▶ INSTRUCTIONS FOR THE TASK:
Work out how many lines hold "Care". Give the number and nothing else.

═══ MATERIAL TO PROCESS

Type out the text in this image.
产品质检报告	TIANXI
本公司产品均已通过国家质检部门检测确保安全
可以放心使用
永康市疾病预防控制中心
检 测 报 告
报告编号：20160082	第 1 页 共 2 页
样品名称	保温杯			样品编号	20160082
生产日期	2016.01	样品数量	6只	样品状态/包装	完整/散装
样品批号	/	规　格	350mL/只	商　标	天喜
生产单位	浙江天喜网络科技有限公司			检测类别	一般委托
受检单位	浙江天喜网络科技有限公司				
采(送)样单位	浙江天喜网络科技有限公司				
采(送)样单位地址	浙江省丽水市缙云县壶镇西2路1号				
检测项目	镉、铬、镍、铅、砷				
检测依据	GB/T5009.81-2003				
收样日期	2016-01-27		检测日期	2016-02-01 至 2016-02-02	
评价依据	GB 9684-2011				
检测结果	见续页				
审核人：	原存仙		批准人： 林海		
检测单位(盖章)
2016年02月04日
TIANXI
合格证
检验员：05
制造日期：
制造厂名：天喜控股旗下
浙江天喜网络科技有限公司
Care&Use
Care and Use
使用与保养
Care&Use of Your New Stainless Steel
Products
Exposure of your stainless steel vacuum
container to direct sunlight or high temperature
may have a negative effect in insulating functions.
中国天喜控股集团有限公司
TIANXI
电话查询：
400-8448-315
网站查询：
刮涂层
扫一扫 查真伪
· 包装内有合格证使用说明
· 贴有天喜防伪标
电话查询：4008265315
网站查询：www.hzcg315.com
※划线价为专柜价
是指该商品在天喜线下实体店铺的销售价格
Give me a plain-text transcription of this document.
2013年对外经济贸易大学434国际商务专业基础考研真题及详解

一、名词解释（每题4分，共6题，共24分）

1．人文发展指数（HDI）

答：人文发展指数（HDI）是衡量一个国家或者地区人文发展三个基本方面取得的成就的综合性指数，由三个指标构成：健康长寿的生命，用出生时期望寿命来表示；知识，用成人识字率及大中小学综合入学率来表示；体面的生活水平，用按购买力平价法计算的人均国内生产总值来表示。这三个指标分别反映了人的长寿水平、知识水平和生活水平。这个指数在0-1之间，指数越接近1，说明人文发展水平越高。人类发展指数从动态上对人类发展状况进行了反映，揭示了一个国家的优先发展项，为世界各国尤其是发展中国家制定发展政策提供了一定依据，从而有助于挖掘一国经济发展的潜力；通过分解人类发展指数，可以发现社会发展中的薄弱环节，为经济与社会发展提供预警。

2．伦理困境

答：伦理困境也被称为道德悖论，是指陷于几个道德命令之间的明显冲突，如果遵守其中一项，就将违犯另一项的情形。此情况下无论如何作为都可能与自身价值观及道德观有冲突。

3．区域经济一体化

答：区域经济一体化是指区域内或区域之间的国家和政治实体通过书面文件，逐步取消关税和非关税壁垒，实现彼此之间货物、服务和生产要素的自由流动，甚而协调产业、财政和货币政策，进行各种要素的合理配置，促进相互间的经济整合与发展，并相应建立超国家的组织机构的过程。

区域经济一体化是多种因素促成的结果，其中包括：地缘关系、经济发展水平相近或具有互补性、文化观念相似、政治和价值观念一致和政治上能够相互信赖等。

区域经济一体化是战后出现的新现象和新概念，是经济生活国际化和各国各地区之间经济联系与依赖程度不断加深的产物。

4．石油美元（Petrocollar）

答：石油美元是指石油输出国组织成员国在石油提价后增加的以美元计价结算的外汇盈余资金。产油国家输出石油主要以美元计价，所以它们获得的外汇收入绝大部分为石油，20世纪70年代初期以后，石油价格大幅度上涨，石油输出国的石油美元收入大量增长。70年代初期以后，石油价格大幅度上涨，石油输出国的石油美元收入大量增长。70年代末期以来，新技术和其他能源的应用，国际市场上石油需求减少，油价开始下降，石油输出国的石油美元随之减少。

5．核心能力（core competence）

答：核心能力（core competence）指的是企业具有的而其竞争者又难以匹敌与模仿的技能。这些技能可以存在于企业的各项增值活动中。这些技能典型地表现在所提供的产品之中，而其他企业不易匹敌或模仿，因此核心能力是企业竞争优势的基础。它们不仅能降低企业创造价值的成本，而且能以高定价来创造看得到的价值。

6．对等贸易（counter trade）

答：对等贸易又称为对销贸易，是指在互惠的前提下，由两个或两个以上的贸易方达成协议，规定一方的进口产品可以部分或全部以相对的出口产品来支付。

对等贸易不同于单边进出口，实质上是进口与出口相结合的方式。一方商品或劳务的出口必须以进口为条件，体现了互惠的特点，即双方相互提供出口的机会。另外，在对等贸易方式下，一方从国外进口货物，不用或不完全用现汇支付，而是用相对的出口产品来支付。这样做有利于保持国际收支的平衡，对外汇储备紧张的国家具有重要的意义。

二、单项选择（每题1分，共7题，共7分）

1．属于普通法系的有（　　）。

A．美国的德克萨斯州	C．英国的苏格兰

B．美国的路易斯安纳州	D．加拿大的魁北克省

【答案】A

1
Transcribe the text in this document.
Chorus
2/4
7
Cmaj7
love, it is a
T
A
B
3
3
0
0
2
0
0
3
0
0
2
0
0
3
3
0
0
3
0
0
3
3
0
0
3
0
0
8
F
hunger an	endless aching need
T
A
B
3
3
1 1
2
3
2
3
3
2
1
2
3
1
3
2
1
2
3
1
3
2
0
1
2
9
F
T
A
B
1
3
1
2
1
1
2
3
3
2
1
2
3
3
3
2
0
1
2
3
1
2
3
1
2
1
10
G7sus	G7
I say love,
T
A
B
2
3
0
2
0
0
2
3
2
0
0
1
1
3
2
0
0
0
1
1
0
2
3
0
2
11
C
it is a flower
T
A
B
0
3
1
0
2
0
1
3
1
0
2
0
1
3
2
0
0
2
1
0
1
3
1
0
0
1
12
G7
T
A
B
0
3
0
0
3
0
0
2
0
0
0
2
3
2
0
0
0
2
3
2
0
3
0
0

══════

▶ CORRECT RESPONSE:
3